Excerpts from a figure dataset
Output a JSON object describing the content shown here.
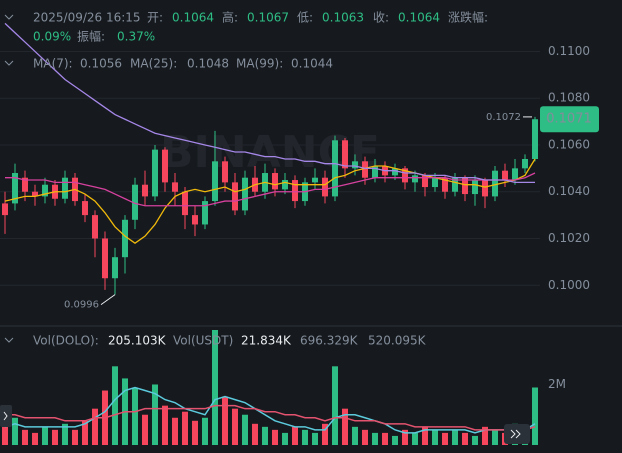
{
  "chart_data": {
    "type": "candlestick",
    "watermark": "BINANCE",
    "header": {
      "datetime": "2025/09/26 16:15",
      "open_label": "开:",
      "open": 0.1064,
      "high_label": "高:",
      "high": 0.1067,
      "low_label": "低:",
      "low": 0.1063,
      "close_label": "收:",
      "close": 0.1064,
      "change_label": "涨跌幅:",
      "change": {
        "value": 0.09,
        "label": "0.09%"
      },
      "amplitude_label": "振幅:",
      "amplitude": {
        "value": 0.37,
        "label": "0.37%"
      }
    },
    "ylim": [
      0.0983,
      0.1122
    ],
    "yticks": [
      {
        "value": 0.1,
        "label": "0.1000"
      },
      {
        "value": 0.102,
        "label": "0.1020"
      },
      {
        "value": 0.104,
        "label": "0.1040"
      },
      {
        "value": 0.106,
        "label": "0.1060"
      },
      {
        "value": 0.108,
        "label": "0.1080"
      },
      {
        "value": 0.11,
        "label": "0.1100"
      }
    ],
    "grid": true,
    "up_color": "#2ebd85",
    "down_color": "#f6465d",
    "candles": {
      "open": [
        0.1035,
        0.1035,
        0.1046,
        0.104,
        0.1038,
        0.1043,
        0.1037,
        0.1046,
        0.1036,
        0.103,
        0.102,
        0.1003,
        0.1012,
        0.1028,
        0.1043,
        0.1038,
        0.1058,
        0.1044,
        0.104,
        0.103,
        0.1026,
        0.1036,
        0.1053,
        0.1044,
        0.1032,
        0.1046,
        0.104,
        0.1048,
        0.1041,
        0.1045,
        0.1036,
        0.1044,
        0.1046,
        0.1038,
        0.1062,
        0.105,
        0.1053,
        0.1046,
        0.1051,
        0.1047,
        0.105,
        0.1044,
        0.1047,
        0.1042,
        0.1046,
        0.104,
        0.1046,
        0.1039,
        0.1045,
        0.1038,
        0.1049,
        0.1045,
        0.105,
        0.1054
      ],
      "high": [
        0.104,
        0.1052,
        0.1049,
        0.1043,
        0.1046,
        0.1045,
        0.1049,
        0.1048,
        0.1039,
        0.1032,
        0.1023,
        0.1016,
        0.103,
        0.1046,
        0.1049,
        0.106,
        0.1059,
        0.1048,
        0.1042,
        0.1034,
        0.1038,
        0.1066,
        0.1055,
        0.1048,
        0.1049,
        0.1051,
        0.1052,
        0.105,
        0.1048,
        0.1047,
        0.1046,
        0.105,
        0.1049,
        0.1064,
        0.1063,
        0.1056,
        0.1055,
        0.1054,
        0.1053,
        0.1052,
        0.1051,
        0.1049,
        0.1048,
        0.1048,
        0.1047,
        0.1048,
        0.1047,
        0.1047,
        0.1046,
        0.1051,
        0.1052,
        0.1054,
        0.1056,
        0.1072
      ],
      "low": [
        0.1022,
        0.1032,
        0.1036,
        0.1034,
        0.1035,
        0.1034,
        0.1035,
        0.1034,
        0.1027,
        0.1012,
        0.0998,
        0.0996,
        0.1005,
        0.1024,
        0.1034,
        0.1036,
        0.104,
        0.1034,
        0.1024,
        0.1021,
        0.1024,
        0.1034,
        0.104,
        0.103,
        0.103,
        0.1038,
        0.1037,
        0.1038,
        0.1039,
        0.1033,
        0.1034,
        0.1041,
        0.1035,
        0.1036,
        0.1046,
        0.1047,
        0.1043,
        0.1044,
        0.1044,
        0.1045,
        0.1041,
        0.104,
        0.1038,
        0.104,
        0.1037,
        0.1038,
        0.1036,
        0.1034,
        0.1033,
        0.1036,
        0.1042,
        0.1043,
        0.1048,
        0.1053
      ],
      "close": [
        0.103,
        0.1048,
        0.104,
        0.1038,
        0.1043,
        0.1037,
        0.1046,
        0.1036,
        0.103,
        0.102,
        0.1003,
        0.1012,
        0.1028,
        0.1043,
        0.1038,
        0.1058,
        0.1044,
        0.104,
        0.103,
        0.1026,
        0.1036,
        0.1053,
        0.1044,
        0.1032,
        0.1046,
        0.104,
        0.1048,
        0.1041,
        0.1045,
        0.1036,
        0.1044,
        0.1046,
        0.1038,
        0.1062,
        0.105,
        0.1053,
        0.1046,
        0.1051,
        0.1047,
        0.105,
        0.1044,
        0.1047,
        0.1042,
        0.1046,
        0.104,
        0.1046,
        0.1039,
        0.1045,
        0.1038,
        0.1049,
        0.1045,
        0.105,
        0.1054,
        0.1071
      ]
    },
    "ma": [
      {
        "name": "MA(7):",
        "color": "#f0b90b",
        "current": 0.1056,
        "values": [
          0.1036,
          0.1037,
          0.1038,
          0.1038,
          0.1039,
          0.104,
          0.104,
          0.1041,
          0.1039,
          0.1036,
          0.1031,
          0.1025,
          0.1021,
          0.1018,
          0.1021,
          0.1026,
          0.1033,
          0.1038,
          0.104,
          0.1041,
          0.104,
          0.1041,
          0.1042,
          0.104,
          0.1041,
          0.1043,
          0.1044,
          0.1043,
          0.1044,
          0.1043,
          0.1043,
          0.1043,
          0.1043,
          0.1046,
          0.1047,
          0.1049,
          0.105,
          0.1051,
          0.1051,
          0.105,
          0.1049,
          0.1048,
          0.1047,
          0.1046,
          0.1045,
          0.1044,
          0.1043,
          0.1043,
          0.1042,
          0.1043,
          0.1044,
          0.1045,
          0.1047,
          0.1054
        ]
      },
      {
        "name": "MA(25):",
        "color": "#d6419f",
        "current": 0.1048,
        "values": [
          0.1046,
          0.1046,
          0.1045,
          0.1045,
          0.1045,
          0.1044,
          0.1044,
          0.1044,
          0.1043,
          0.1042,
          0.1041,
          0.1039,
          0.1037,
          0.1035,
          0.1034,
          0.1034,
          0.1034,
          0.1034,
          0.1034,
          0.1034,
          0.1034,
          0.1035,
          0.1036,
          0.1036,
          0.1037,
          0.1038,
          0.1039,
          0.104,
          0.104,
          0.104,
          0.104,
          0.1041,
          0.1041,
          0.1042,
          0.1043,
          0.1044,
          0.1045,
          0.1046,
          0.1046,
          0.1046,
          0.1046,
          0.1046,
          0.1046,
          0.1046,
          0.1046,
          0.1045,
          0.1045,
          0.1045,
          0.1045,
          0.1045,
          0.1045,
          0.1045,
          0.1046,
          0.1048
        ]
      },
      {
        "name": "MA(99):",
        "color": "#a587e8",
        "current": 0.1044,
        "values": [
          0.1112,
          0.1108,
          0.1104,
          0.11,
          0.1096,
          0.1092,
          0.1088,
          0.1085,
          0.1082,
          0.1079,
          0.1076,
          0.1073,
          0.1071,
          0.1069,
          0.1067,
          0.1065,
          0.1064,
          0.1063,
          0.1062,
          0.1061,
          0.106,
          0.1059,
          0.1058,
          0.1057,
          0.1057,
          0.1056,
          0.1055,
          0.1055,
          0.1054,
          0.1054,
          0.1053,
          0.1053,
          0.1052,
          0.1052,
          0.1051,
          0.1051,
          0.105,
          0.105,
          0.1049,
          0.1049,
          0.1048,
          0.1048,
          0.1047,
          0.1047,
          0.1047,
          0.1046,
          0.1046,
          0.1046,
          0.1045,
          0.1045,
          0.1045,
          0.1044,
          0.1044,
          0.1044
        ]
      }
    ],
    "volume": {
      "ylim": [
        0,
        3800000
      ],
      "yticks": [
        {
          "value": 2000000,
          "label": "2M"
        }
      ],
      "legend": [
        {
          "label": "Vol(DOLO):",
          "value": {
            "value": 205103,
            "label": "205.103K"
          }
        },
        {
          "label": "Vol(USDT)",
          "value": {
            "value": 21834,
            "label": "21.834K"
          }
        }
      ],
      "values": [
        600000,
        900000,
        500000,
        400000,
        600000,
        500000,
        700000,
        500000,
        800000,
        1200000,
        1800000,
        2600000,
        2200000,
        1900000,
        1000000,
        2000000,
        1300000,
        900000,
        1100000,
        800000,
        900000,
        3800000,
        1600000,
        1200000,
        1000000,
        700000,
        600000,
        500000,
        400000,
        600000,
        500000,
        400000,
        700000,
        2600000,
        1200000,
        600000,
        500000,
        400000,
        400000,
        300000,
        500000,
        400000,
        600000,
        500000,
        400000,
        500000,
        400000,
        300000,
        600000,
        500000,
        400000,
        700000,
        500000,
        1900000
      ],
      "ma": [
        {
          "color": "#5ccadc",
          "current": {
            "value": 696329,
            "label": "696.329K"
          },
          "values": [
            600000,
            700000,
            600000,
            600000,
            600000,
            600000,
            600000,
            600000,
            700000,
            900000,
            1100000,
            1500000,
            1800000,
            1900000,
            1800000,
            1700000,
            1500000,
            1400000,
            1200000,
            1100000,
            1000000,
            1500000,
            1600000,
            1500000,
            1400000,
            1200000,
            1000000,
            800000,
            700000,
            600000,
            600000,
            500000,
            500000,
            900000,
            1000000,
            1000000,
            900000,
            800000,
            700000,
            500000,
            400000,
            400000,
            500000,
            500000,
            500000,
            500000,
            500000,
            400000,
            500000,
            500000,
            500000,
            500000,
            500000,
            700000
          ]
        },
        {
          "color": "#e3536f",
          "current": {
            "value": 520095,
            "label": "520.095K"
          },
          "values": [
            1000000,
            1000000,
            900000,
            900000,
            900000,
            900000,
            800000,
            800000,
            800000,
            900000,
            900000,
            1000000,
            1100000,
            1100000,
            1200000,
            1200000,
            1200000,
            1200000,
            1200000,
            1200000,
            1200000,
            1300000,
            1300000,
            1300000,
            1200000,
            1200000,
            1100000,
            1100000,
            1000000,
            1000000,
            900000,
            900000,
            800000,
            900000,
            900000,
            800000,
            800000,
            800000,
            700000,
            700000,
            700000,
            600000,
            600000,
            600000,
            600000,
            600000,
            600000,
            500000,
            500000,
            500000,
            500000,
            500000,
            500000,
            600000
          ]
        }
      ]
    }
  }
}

---

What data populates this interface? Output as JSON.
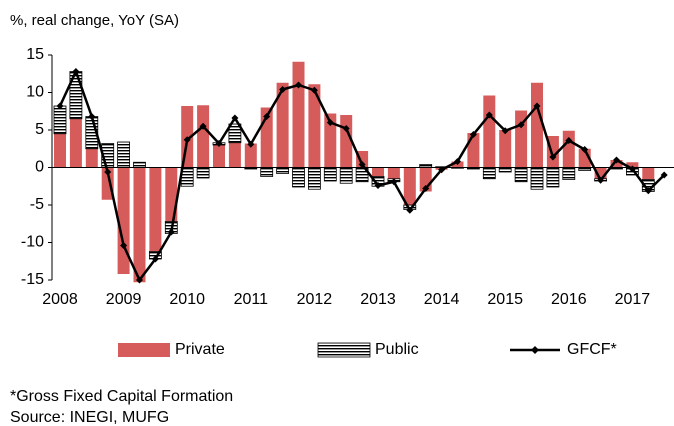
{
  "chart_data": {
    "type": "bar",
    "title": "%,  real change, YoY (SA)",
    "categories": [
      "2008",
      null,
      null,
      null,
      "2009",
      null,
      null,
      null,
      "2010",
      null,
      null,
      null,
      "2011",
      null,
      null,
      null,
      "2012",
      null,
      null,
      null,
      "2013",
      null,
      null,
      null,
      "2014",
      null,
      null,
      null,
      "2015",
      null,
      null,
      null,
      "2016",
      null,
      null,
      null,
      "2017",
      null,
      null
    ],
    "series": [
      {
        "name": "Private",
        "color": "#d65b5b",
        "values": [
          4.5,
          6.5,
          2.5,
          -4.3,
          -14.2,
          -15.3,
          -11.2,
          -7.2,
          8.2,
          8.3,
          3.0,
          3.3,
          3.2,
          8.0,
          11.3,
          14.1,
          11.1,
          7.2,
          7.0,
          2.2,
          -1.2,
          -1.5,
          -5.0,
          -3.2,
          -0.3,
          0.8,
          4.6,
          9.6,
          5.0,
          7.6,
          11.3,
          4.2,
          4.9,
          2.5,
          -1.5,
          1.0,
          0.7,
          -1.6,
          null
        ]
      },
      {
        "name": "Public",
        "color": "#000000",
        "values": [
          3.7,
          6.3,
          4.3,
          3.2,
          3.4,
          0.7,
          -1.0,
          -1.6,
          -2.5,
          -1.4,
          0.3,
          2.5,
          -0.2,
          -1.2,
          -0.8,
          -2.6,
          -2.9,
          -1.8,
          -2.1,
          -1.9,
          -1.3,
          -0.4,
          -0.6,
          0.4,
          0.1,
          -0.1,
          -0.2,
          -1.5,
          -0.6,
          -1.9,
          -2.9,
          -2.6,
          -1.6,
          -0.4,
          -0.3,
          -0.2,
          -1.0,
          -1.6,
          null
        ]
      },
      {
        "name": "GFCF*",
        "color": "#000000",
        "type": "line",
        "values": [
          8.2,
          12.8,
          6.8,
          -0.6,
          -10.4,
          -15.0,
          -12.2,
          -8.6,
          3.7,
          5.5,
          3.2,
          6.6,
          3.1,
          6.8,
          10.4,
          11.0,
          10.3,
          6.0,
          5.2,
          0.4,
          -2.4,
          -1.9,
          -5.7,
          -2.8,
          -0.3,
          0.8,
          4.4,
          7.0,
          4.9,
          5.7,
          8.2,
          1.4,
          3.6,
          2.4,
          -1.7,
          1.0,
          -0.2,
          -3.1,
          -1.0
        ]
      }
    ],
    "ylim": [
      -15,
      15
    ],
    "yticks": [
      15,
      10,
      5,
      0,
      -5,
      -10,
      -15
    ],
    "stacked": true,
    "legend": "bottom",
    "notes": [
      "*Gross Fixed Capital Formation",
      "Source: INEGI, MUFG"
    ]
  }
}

WORK TO COMPLETE.
What is the number of lines in the records that contain the word "name"? Answer with the number and nothing else.

ANSWER TO THIS TASK.
6